_Raw records_
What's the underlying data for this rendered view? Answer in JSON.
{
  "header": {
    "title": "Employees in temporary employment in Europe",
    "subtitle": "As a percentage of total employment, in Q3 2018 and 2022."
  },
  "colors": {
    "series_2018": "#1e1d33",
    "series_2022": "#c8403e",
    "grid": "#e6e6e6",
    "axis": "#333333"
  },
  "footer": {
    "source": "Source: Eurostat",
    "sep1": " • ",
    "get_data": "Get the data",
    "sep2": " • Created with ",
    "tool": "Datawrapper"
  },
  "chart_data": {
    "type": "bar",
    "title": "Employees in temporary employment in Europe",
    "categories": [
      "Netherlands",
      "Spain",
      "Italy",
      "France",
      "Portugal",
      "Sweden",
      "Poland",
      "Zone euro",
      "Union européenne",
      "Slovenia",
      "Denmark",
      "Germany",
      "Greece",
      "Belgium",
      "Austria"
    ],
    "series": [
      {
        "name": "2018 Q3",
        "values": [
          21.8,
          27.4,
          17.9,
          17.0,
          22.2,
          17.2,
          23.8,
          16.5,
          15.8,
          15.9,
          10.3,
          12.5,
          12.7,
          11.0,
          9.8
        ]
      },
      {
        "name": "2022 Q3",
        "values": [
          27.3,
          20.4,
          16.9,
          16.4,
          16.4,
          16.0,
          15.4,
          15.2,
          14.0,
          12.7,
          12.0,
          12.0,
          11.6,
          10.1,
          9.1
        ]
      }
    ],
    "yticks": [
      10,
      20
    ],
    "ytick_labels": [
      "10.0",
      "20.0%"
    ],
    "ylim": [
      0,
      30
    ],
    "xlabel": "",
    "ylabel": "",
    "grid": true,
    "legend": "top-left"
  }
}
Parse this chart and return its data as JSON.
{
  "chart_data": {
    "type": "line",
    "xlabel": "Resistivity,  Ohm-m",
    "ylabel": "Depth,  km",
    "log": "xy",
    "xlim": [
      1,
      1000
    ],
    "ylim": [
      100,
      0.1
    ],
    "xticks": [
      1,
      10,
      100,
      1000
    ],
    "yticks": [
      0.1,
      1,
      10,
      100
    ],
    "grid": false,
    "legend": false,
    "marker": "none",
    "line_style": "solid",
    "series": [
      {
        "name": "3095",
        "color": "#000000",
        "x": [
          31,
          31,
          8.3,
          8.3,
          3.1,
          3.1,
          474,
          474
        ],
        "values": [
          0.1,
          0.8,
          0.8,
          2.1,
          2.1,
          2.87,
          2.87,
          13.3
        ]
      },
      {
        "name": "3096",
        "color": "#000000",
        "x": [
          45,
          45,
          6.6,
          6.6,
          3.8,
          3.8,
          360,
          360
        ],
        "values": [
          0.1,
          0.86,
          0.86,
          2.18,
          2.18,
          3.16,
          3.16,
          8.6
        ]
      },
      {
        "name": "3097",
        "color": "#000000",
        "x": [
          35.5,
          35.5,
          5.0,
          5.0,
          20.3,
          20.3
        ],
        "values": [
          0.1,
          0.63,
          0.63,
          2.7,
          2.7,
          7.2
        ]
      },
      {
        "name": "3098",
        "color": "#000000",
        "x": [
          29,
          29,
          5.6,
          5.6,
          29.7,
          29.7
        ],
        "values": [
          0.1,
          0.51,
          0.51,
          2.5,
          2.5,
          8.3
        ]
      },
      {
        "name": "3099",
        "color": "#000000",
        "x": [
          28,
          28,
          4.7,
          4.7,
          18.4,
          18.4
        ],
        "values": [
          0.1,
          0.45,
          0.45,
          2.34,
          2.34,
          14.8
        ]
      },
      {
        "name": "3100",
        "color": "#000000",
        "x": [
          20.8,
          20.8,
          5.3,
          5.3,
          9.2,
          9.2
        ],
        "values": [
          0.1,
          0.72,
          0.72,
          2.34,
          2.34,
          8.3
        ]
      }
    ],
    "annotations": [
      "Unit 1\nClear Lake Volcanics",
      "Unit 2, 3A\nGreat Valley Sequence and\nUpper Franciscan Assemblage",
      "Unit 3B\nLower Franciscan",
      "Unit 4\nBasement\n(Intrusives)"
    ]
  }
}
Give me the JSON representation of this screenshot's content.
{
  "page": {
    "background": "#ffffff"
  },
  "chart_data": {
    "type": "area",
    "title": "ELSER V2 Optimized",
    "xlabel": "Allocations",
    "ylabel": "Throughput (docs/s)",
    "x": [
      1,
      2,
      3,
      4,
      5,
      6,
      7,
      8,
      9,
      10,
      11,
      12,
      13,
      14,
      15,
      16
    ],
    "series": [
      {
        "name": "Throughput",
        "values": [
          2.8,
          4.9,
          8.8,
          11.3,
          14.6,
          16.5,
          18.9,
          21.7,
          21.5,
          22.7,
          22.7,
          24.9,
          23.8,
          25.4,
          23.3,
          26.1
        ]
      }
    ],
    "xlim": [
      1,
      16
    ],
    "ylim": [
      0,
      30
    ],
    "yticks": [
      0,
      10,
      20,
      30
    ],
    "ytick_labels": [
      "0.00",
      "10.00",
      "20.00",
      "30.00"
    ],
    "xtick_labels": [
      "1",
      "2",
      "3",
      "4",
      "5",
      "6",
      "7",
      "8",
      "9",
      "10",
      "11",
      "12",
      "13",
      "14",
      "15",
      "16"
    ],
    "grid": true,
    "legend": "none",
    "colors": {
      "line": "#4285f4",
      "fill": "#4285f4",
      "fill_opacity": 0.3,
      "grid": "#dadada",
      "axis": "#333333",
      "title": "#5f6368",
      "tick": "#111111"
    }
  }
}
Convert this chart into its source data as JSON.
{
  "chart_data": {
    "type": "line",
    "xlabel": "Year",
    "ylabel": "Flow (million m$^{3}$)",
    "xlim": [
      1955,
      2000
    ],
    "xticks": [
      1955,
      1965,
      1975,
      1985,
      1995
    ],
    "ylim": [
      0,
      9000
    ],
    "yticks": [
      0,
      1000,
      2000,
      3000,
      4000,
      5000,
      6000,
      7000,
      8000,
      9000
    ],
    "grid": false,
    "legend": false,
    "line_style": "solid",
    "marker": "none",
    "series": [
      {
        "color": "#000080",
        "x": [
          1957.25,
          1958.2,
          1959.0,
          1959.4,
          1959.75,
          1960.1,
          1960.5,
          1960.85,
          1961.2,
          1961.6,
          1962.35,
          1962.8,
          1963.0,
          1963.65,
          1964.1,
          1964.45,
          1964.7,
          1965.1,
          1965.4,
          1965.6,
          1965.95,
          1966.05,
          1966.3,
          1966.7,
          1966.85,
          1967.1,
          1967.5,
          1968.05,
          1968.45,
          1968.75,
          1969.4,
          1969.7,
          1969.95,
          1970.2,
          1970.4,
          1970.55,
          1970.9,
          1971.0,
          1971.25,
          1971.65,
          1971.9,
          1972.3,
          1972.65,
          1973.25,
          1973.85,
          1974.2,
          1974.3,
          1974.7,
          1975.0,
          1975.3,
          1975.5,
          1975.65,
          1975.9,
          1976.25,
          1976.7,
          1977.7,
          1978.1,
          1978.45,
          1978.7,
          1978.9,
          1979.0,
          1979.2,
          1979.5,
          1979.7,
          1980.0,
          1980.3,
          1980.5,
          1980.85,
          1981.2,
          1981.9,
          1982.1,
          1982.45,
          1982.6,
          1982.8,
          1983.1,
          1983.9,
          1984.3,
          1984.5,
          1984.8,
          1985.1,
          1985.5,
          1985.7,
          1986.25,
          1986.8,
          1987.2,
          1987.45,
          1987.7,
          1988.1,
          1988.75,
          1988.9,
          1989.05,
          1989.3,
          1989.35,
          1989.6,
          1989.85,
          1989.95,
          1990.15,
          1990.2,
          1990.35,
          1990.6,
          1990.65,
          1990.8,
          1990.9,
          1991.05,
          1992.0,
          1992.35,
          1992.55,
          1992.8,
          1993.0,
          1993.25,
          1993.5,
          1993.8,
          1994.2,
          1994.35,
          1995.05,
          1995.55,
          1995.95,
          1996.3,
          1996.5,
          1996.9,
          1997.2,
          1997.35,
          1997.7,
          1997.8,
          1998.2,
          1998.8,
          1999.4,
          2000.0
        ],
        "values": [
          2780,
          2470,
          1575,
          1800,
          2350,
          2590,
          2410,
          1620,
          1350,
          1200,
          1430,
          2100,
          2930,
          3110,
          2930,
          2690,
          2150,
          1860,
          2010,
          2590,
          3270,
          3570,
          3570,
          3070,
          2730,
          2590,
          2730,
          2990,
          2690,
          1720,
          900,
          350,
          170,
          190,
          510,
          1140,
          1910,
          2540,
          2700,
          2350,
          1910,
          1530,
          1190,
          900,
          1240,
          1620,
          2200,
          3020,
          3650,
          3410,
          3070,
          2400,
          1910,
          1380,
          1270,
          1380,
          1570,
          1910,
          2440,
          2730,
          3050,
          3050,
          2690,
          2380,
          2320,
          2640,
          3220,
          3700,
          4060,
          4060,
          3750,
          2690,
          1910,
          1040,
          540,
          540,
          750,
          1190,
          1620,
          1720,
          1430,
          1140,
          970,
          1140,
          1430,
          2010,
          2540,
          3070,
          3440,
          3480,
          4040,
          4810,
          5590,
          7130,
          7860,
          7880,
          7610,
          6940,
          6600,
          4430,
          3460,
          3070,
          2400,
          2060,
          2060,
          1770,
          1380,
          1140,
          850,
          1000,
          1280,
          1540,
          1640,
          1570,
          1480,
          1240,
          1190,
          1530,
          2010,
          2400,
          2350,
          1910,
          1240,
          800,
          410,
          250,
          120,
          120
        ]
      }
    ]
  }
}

_What is expected_
Pull out each line of the entries that contains "JSON".

_Response_
What's the underlying data for this rendered view? Answer in JSON.
Parse this chart and return its data as JSON.
Give me the JSON representation of this screenshot's content.
Convert this chart into its source data as JSON.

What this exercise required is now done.